PROVIDED DATA
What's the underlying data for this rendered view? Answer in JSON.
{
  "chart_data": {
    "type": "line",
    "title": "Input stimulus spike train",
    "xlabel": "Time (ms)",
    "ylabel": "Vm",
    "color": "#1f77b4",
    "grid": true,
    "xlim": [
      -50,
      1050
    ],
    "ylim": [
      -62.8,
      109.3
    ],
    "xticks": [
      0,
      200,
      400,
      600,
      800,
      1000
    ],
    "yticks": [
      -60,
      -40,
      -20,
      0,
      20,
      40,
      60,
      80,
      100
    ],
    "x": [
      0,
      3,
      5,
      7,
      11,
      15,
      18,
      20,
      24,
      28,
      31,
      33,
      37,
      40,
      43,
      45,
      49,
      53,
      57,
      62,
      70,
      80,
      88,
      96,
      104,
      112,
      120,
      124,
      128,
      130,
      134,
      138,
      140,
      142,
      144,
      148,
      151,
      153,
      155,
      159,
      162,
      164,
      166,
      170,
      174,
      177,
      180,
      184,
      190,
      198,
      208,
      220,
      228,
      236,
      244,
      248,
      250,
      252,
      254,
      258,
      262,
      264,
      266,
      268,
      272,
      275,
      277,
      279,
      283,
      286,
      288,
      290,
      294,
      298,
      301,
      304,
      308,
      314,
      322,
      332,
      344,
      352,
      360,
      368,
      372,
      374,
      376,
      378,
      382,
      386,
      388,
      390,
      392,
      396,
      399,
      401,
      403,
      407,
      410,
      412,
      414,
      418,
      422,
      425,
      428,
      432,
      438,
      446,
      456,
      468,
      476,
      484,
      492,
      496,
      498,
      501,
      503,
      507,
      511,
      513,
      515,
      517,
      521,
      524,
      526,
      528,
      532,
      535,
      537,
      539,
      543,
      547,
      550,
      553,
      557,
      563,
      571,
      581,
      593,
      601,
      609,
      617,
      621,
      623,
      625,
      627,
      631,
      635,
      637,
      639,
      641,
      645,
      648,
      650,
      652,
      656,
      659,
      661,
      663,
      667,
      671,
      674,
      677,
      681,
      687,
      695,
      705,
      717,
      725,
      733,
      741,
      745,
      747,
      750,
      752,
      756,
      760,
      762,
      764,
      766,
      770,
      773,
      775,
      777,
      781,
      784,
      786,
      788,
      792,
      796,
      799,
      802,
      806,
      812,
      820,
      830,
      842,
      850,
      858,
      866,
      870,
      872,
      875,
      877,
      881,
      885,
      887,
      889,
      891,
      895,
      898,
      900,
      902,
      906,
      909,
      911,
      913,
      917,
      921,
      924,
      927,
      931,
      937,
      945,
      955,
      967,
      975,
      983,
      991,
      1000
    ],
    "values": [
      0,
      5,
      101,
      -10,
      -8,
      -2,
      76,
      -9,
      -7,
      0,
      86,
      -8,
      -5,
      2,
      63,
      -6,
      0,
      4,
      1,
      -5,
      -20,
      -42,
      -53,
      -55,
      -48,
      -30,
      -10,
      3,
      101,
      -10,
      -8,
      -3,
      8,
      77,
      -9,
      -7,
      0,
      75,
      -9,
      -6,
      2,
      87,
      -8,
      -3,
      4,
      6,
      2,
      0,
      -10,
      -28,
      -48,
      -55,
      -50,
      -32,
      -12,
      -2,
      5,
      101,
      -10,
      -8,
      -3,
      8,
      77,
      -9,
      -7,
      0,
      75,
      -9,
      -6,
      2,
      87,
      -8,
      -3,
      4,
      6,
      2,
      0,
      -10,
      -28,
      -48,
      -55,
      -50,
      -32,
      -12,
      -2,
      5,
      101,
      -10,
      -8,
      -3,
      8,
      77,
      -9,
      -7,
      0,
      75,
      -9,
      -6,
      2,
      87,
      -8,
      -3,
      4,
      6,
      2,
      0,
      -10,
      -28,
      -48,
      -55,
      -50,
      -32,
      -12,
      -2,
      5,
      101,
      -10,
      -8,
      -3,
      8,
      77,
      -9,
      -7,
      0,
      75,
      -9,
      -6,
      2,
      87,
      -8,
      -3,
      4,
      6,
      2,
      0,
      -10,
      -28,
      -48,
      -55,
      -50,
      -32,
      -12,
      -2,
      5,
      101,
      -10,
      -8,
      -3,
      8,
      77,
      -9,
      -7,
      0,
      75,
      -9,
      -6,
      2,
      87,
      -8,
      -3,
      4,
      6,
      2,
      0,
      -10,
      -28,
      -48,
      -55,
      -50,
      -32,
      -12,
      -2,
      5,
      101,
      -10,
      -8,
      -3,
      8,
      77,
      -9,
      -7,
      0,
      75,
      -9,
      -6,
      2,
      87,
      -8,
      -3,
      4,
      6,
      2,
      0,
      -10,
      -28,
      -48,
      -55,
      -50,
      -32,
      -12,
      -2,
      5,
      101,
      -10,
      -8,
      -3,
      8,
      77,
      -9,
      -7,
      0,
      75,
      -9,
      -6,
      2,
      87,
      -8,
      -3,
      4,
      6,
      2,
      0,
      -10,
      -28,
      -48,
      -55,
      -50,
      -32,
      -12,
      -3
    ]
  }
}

SHORT EXERCISE
All of the entries should be written out again exactly.

OUTPUT FOR THIS EXERCISE
What's the underlying data for this rendered view? Answer in JSON.
{
  "chart_data": {
    "type": "line",
    "title": "Input stimulus spike train",
    "xlabel": "Time (ms)",
    "ylabel": "Vm",
    "color": "#1f77b4",
    "grid": true,
    "xlim": [
      -50,
      1050
    ],
    "ylim": [
      -62.8,
      109.3
    ],
    "xticks": [
      0,
      200,
      400,
      600,
      800,
      1000
    ],
    "yticks": [
      -60,
      -40,
      -20,
      0,
      20,
      40,
      60,
      80,
      100
    ],
    "x": [
      0,
      3,
      5,
      7,
      11,
      15,
      18,
      20,
      24,
      28,
      31,
      33,
      37,
      40,
      43,
      45,
      49,
      53,
      57,
      62,
      70,
      80,
      88,
      96,
      104,
      112,
      120,
      124,
      128,
      130,
      134,
      138,
      140,
      142,
      144,
      148,
      151,
      153,
      155,
      159,
      162,
      164,
      166,
      170,
      174,
      177,
      180,
      184,
      190,
      198,
      208,
      220,
      228,
      236,
      244,
      248,
      250,
      252,
      254,
      258,
      262,
      264,
      266,
      268,
      272,
      275,
      277,
      279,
      283,
      286,
      288,
      290,
      294,
      298,
      301,
      304,
      308,
      314,
      322,
      332,
      344,
      352,
      360,
      368,
      372,
      374,
      376,
      378,
      382,
      386,
      388,
      390,
      392,
      396,
      399,
      401,
      403,
      407,
      410,
      412,
      414,
      418,
      422,
      425,
      428,
      432,
      438,
      446,
      456,
      468,
      476,
      484,
      492,
      496,
      498,
      501,
      503,
      507,
      511,
      513,
      515,
      517,
      521,
      524,
      526,
      528,
      532,
      535,
      537,
      539,
      543,
      547,
      550,
      553,
      557,
      563,
      571,
      581,
      593,
      601,
      609,
      617,
      621,
      623,
      625,
      627,
      631,
      635,
      637,
      639,
      641,
      645,
      648,
      650,
      652,
      656,
      659,
      661,
      663,
      667,
      671,
      674,
      677,
      681,
      687,
      695,
      705,
      717,
      725,
      733,
      741,
      745,
      747,
      750,
      752,
      756,
      760,
      762,
      764,
      766,
      770,
      773,
      775,
      777,
      781,
      784,
      786,
      788,
      792,
      796,
      799,
      802,
      806,
      812,
      820,
      830,
      842,
      850,
      858,
      866,
      870,
      872,
      875,
      877,
      881,
      885,
      887,
      889,
      891,
      895,
      898,
      900,
      902,
      906,
      909,
      911,
      913,
      917,
      921,
      924,
      927,
      931,
      937,
      945,
      955,
      967,
      975,
      983,
      991,
      1000
    ],
    "values": [
      0,
      5,
      101,
      -10,
      -8,
      -2,
      76,
      -9,
      -7,
      0,
      86,
      -8,
      -5,
      2,
      63,
      -6,
      0,
      4,
      1,
      -5,
      -20,
      -42,
      -53,
      -55,
      -48,
      -30,
      -10,
      3,
      101,
      -10,
      -8,
      -3,
      8,
      77,
      -9,
      -7,
      0,
      75,
      -9,
      -6,
      2,
      87,
      -8,
      -3,
      4,
      6,
      2,
      0,
      -10,
      -28,
      -48,
      -55,
      -50,
      -32,
      -12,
      -2,
      5,
      101,
      -10,
      -8,
      -3,
      8,
      77,
      -9,
      -7,
      0,
      75,
      -9,
      -6,
      2,
      87,
      -8,
      -3,
      4,
      6,
      2,
      0,
      -10,
      -28,
      -48,
      -55,
      -50,
      -32,
      -12,
      -2,
      5,
      101,
      -10,
      -8,
      -3,
      8,
      77,
      -9,
      -7,
      0,
      75,
      -9,
      -6,
      2,
      87,
      -8,
      -3,
      4,
      6,
      2,
      0,
      -10,
      -28,
      -48,
      -55,
      -50,
      -32,
      -12,
      -2,
      5,
      101,
      -10,
      -8,
      -3,
      8,
      77,
      -9,
      -7,
      0,
      75,
      -9,
      -6,
      2,
      87,
      -8,
      -3,
      4,
      6,
      2,
      0,
      -10,
      -28,
      -48,
      -55,
      -50,
      -32,
      -12,
      -2,
      5,
      101,
      -10,
      -8,
      -3,
      8,
      77,
      -9,
      -7,
      0,
      75,
      -9,
      -6,
      2,
      87,
      -8,
      -3,
      4,
      6,
      2,
      0,
      -10,
      -28,
      -48,
      -55,
      -50,
      -32,
      -12,
      -2,
      5,
      101,
      -10,
      -8,
      -3,
      8,
      77,
      -9,
      -7,
      0,
      75,
      -9,
      -6,
      2,
      87,
      -8,
      -3,
      4,
      6,
      2,
      0,
      -10,
      -28,
      -48,
      -55,
      -50,
      -32,
      -12,
      -2,
      5,
      101,
      -10,
      -8,
      -3,
      8,
      77,
      -9,
      -7,
      0,
      75,
      -9,
      -6,
      2,
      87,
      -8,
      -3,
      4,
      6,
      2,
      0,
      -10,
      -28,
      -48,
      -55,
      -50,
      -32,
      -12,
      -3
    ]
  }
}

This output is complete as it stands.